• Exercise requirements: Go through the listing and pick out each line with the word "years" in it.

• Stored records:
==============================

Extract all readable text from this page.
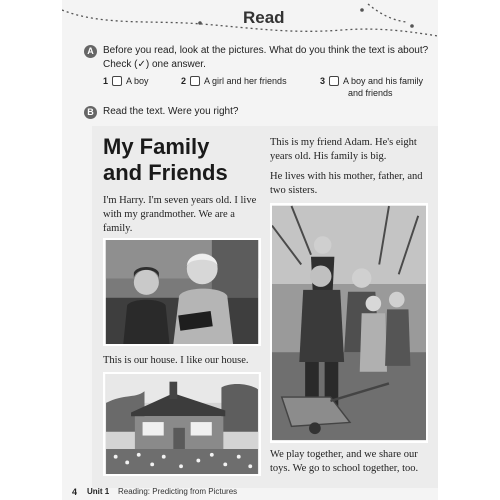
Read
A Before you read, look at the pictures. What do you think the text is about? Check (✓) one answer.
1 A boy	2 A girl and her friends	3 A boy and his family and friends
B Read the text. Were you right?
My Family
and Friends
I'm Harry. I'm seven years old. I live with my grandmother. We are a family.
This is our house. I like our house.
This is my friend Adam. He's eight years old. His family is big.
He lives with his mother, father, and two sisters.
We play together, and we share our toys. We go to school together, too.
4 Unit 1 Reading: Predicting from Pictures
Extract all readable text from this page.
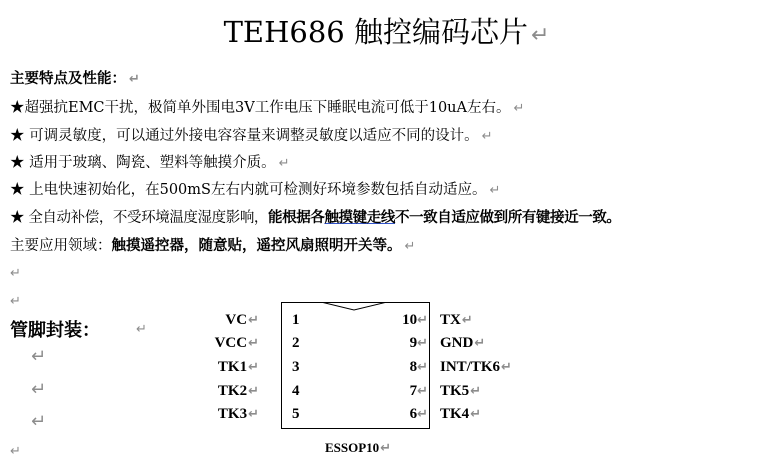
TEH686 触控编码芯片 ↵
主要特点及性能： ↵
★超强抗EMC干扰，极简单外围电3V工作电压下睡眠电流可低于10uA左右。 ↵
★ 可调灵敏度，可以通过外接电容容量来调整灵敏度以适应不同的设计。 ↵
★ 适用于玻璃、陶瓷、塑料等触摸介质。 ↵
★ 上电快速初始化，在500mS左右内就可检测好环境参数包括自动适应。 ↵
★ 全自动补偿，不受环境温度湿度影响，能根据各触摸键走线不一致自适应做到所有键接近一致。
主要应用领域：触摸遥控器，随意贴，遥控风扇照明开关等。 ↵
↵
↵
管脚封装：	↵
↵
↵
↵
↵
VC↵
VCC↵
TK1↵
TK2↵
TK3↵
1
2
3
4
5
10↵
9↵
8↵
7↵
6↵
TX↵
GND↵
INT/TK6↵
TK5↵
TK4↵
ESSOP10↵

==============================

• Correct response:
I'm Harry. I'm seven years old. I live with my grandmother. We are a family.
This is my friend Adam. He's eight years old. His family is big.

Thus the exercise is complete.